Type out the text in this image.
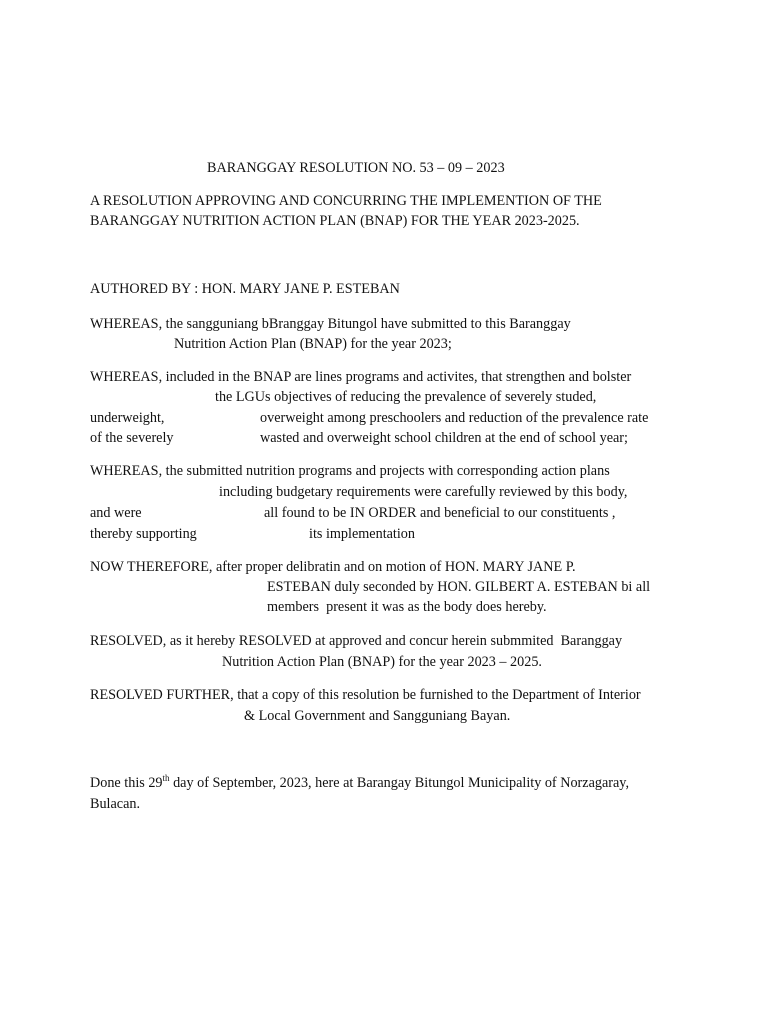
BARANGGAY RESOLUTION NO. 53 – 09 – 2023
A RESOLUTION APPROVING AND CONCURRING THE IMPLEMENTION OF THE
BARANGGAY NUTRITION ACTION PLAN (BNAP) FOR THE YEAR 2023-2025.
AUTHORED BY : HON. MARY JANE P. ESTEBAN
WHEREAS, the sangguniang bBranggay Bitungol have submitted to this Baranggay
Nutrition Action Plan (BNAP) for the year 2023;
WHEREAS, included in the BNAP are lines programs and activites, that strengthen and bolster
the LGUs objectives of reducing the prevalence of severely studed,
underweight,	overweight among preschoolers and reduction of the prevalence rate
of the severely	wasted and overweight school children at the end of school year;
WHEREAS, the submitted nutrition programs and projects with corresponding action plans
including budgetary requirements were carefully reviewed by this body,
and were	all found to be IN ORDER and beneficial to our constituents ,
thereby supporting	its implementation
NOW THEREFORE, after proper delibratin and on motion of HON. MARY JANE P.
ESTEBAN duly seconded by HON. GILBERT A. ESTEBAN bi all
members  present it was as the body does hereby.
RESOLVED, as it hereby RESOLVED at approved and concur herein submmited  Baranggay
Nutrition Action Plan (BNAP) for the year 2023 – 2025.
RESOLVED FURTHER, that a copy of this resolution be furnished to the Department of Interior
& Local Government and Sangguniang Bayan.
Done this 29th day of September, 2023, here at Barangay Bitungol Municipality of Norzagaray,
Bulacan.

# # # # # # #

--- Stated exercise ---
From the records given above, reproduce all text exactly and exclude each picture.

--- Complete answer ---
Type out the text in this image.
BARANGGAY RESOLUTION NO. 53 – 09 – 2023
A RESOLUTION APPROVING AND CONCURRING THE IMPLEMENTION OF THE
BARANGGAY NUTRITION ACTION PLAN (BNAP) FOR THE YEAR 2023-2025.
AUTHORED BY : HON. MARY JANE P. ESTEBAN
WHEREAS, the sangguniang bBranggay Bitungol have submitted to this Baranggay
Nutrition Action Plan (BNAP) for the year 2023;
WHEREAS, included in the BNAP are lines programs and activites, that strengthen and bolster
the LGUs objectives of reducing the prevalence of severely studed,
underweight,	overweight among preschoolers and reduction of the prevalence rate
of the severely	wasted and overweight school children at the end of school year;
WHEREAS, the submitted nutrition programs and projects with corresponding action plans
including budgetary requirements were carefully reviewed by this body,
and were	all found to be IN ORDER and beneficial to our constituents ,
thereby supporting	its implementation
NOW THEREFORE, after proper delibratin and on motion of HON. MARY JANE P.
ESTEBAN duly seconded by HON. GILBERT A. ESTEBAN bi all
members  present it was as the body does hereby.
RESOLVED, as it hereby RESOLVED at approved and concur herein submmited  Baranggay
Nutrition Action Plan (BNAP) for the year 2023 – 2025.
RESOLVED FURTHER, that a copy of this resolution be furnished to the Department of Interior
& Local Government and Sangguniang Bayan.
Done this 29th day of September, 2023, here at Barangay Bitungol Municipality of Norzagaray,
Bulacan.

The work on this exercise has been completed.